*Request*: Drop the pictures, then extract the listing word for word.

*Listed entries*:
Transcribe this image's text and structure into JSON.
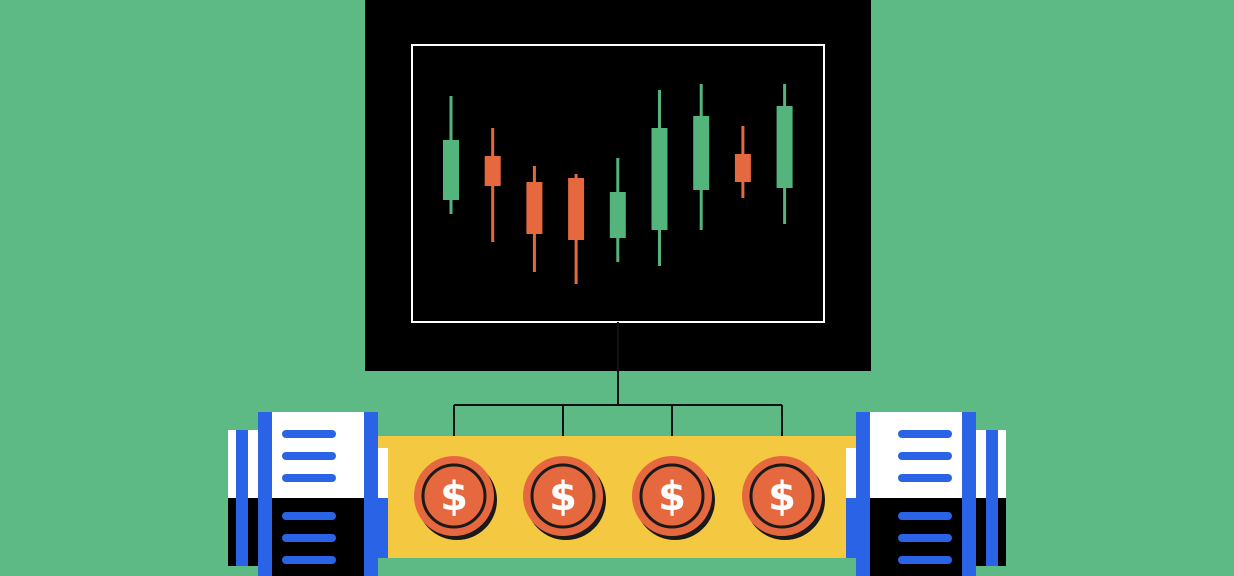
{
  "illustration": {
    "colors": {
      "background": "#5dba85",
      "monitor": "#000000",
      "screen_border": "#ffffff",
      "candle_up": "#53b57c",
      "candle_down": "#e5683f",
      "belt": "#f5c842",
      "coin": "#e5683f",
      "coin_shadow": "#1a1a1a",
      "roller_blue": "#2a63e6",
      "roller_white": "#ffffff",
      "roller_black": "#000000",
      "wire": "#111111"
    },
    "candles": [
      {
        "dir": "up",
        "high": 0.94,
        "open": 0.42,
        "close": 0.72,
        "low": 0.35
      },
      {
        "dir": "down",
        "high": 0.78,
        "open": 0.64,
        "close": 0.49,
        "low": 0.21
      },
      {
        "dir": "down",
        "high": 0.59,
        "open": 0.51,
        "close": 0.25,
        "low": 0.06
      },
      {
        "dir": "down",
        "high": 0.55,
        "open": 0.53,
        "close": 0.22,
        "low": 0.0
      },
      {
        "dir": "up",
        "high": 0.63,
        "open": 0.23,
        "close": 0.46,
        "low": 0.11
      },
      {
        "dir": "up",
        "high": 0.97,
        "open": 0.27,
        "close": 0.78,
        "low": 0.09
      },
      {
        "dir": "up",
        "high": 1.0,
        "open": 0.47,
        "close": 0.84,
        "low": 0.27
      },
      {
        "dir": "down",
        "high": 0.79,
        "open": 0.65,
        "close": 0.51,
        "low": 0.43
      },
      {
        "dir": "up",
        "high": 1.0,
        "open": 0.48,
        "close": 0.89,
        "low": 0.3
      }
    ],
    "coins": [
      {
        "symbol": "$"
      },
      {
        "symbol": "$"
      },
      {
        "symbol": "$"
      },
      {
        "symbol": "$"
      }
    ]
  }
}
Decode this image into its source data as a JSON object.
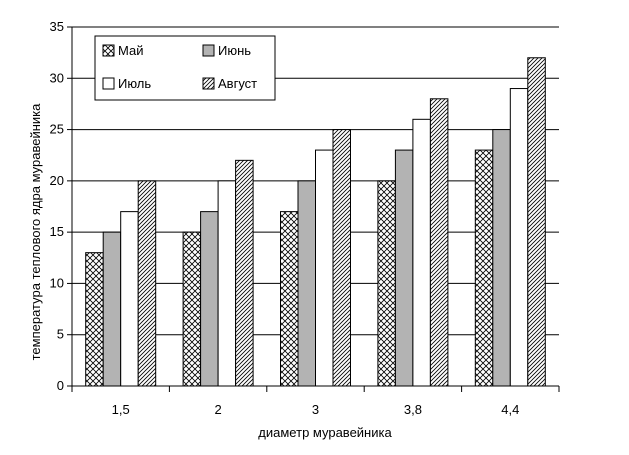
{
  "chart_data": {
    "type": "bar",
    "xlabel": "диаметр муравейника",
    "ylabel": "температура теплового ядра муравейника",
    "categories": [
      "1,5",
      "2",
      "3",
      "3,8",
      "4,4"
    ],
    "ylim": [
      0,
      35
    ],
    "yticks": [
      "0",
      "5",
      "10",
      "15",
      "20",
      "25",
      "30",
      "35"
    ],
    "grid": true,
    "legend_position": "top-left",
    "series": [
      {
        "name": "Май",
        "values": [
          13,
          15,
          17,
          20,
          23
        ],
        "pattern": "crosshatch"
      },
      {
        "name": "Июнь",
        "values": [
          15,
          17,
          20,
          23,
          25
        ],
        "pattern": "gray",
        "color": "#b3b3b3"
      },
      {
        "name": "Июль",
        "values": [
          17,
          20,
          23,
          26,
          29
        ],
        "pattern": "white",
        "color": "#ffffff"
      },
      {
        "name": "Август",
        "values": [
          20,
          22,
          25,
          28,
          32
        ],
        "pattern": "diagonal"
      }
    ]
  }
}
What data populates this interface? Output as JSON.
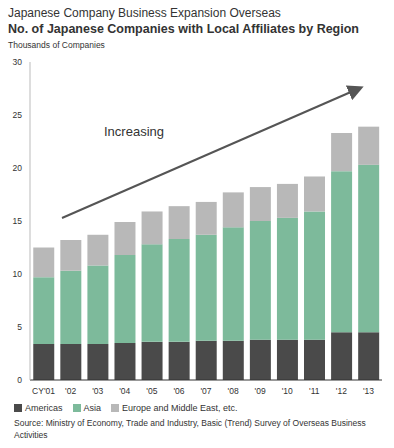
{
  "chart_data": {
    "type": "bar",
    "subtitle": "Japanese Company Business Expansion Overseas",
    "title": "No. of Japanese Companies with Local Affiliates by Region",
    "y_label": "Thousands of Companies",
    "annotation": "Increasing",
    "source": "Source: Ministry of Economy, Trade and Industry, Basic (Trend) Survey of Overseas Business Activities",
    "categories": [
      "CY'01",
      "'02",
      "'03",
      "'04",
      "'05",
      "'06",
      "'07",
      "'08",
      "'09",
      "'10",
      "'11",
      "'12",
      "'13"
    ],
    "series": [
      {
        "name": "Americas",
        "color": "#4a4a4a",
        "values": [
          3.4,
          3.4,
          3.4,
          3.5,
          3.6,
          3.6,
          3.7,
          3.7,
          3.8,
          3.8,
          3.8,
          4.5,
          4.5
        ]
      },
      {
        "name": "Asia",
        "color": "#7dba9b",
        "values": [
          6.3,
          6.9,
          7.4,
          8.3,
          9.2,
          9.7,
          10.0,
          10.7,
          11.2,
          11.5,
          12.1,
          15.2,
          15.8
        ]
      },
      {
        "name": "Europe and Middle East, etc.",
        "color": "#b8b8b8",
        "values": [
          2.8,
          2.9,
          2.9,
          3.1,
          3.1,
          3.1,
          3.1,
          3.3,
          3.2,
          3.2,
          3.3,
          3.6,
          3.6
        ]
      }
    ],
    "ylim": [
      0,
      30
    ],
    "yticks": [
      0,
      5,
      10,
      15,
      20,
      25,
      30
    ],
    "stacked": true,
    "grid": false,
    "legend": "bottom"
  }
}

*Response*:
Transcribe this image's text and structure into JSON.
{
  "illustration": {
    "colors": {
      "background": "#5dba85",
      "monitor": "#000000",
      "screen_border": "#ffffff",
      "candle_up": "#53b57c",
      "candle_down": "#e5683f",
      "belt": "#f5c842",
      "coin": "#e5683f",
      "coin_shadow": "#1a1a1a",
      "roller_blue": "#2a63e6",
      "roller_white": "#ffffff",
      "roller_black": "#000000",
      "wire": "#111111"
    },
    "candles": [
      {
        "dir": "up",
        "high": 0.94,
        "open": 0.42,
        "close": 0.72,
        "low": 0.35
      },
      {
        "dir": "down",
        "high": 0.78,
        "open": 0.64,
        "close": 0.49,
        "low": 0.21
      },
      {
        "dir": "down",
        "high": 0.59,
        "open": 0.51,
        "close": 0.25,
        "low": 0.06
      },
      {
        "dir": "down",
        "high": 0.55,
        "open": 0.53,
        "close": 0.22,
        "low": 0.0
      },
      {
        "dir": "up",
        "high": 0.63,
        "open": 0.23,
        "close": 0.46,
        "low": 0.11
      },
      {
        "dir": "up",
        "high": 0.97,
        "open": 0.27,
        "close": 0.78,
        "low": 0.09
      },
      {
        "dir": "up",
        "high": 1.0,
        "open": 0.47,
        "close": 0.84,
        "low": 0.27
      },
      {
        "dir": "down",
        "high": 0.79,
        "open": 0.65,
        "close": 0.51,
        "low": 0.43
      },
      {
        "dir": "up",
        "high": 1.0,
        "open": 0.48,
        "close": 0.89,
        "low": 0.3
      }
    ],
    "coins": [
      {
        "symbol": "$"
      },
      {
        "symbol": "$"
      },
      {
        "symbol": "$"
      },
      {
        "symbol": "$"
      }
    ]
  }
}
Decode this image into its source data as a JSON object.
{
  "chart_data": {
    "type": "bar",
    "xlabel": "диаметр муравейника",
    "ylabel": "температура теплового ядра муравейника",
    "categories": [
      "1,5",
      "2",
      "3",
      "3,8",
      "4,4"
    ],
    "ylim": [
      0,
      35
    ],
    "yticks": [
      "0",
      "5",
      "10",
      "15",
      "20",
      "25",
      "30",
      "35"
    ],
    "grid": true,
    "legend_position": "top-left",
    "series": [
      {
        "name": "Май",
        "values": [
          13,
          15,
          17,
          20,
          23
        ],
        "pattern": "crosshatch"
      },
      {
        "name": "Июнь",
        "values": [
          15,
          17,
          20,
          23,
          25
        ],
        "pattern": "gray",
        "color": "#b3b3b3"
      },
      {
        "name": "Июль",
        "values": [
          17,
          20,
          23,
          26,
          29
        ],
        "pattern": "white",
        "color": "#ffffff"
      },
      {
        "name": "Август",
        "values": [
          20,
          22,
          25,
          28,
          32
        ],
        "pattern": "diagonal"
      }
    ]
  }
}
What data populates this interface? Output as JSON.
{
  "chart_data": {
    "type": "bar",
    "subtitle": "Japanese Company Business Expansion Overseas",
    "title": "No. of Japanese Companies with Local Affiliates by Region",
    "y_label": "Thousands of Companies",
    "annotation": "Increasing",
    "source": "Source: Ministry of Economy, Trade and Industry, Basic (Trend) Survey of Overseas Business Activities",
    "categories": [
      "CY'01",
      "'02",
      "'03",
      "'04",
      "'05",
      "'06",
      "'07",
      "'08",
      "'09",
      "'10",
      "'11",
      "'12",
      "'13"
    ],
    "series": [
      {
        "name": "Americas",
        "color": "#4a4a4a",
        "values": [
          3.4,
          3.4,
          3.4,
          3.5,
          3.6,
          3.6,
          3.7,
          3.7,
          3.8,
          3.8,
          3.8,
          4.5,
          4.5
        ]
      },
      {
        "name": "Asia",
        "color": "#7dba9b",
        "values": [
          6.3,
          6.9,
          7.4,
          8.3,
          9.2,
          9.7,
          10.0,
          10.7,
          11.2,
          11.5,
          12.1,
          15.2,
          15.8
        ]
      },
      {
        "name": "Europe and Middle East, etc.",
        "color": "#b8b8b8",
        "values": [
          2.8,
          2.9,
          2.9,
          3.1,
          3.1,
          3.1,
          3.1,
          3.3,
          3.2,
          3.2,
          3.3,
          3.6,
          3.6
        ]
      }
    ],
    "ylim": [
      0,
      30
    ],
    "yticks": [
      0,
      5,
      10,
      15,
      20,
      25,
      30
    ],
    "stacked": true,
    "grid": false,
    "legend": "bottom"
  }
}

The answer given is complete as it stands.